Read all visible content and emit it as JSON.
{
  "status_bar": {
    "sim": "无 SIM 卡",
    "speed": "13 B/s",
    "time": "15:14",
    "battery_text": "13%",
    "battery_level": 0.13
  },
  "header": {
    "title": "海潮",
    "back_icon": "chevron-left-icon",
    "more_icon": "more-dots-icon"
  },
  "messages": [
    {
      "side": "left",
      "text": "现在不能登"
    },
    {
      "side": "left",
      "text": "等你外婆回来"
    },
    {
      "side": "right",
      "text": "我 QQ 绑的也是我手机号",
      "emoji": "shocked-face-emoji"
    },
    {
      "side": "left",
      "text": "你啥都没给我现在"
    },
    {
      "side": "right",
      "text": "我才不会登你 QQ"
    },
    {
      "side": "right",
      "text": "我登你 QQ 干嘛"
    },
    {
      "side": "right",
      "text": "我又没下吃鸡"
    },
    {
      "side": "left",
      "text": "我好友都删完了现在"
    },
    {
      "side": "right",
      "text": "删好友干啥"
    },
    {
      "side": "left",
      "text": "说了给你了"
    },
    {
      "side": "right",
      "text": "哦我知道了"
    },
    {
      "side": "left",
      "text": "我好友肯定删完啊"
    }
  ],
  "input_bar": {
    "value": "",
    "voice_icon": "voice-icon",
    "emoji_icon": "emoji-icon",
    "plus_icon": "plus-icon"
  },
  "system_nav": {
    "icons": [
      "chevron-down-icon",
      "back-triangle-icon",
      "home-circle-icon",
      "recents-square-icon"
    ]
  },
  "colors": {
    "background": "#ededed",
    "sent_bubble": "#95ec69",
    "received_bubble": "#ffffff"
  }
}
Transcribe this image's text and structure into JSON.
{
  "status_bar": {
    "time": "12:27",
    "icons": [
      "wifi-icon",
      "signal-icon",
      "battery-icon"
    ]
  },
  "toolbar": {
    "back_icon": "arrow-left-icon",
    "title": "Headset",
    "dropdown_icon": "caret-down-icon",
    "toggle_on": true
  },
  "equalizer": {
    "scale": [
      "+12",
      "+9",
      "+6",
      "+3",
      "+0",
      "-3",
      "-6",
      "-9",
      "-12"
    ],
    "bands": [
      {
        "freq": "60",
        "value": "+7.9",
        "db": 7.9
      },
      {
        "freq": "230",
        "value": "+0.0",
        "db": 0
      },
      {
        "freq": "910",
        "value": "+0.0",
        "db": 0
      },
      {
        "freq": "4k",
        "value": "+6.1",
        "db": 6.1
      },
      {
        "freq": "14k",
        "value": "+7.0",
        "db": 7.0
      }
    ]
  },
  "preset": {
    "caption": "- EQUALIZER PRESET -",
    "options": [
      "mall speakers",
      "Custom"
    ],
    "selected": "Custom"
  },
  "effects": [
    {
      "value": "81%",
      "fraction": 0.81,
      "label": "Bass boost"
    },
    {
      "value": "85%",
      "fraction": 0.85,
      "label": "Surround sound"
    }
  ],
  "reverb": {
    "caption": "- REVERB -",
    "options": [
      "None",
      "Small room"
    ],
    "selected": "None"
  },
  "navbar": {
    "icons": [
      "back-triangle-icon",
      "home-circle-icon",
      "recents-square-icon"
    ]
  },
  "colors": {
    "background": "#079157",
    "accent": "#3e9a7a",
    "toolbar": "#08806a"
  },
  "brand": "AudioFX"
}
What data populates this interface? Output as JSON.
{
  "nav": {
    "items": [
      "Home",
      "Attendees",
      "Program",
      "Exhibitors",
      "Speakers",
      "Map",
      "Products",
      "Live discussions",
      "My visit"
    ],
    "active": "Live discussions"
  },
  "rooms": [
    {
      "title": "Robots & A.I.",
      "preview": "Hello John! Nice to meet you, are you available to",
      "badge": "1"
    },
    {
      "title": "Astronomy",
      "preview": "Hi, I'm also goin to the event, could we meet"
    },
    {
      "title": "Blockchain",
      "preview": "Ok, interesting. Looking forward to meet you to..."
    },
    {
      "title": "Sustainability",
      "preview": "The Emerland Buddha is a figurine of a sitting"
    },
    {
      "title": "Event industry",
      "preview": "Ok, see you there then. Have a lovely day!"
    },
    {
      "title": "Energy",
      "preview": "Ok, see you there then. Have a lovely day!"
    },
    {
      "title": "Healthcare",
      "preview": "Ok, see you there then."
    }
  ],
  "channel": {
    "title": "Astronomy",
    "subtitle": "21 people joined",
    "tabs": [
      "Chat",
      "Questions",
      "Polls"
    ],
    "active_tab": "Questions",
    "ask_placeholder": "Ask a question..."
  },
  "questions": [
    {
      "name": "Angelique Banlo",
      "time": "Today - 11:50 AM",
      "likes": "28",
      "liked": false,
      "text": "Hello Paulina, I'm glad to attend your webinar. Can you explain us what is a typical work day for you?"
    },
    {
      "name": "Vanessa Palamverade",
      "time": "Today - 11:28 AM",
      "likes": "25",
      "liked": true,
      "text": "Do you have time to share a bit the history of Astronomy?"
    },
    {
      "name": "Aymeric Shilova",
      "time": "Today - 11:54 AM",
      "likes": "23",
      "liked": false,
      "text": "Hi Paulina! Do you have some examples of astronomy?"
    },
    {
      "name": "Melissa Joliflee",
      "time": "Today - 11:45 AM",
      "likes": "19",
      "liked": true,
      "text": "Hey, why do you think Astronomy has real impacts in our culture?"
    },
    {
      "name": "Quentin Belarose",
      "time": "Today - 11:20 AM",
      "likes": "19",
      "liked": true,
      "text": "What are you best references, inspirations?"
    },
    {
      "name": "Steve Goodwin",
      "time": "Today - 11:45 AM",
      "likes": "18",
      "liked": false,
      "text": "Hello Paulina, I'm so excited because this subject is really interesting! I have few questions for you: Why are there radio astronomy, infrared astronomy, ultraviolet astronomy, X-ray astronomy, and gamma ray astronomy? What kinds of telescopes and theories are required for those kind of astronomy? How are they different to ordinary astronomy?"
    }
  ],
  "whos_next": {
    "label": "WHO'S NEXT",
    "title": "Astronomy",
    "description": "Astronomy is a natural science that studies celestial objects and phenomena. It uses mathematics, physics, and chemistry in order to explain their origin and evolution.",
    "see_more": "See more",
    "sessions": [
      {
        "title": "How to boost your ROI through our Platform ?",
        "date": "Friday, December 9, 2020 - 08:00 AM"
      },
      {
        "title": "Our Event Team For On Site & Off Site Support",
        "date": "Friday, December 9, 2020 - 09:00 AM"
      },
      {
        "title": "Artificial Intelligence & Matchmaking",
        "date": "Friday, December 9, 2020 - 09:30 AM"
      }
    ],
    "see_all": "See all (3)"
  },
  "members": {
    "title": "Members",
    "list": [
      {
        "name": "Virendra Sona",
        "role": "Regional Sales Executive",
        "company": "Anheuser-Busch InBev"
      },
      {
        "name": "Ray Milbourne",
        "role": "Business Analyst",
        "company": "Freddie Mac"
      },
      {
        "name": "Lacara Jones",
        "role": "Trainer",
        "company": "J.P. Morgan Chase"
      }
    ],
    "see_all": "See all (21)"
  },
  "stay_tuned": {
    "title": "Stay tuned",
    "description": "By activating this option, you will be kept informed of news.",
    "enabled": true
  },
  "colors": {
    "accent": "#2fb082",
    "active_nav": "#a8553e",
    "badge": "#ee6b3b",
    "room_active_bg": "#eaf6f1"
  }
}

◆ Given problem ◆
All lines in the data that contain the word "freq" should be copied.

◆ Solution for this exercise ◆
        "freq": "60",
        "freq": "230",
        "freq": "910",
        "freq": "4k",
        "freq": "14k",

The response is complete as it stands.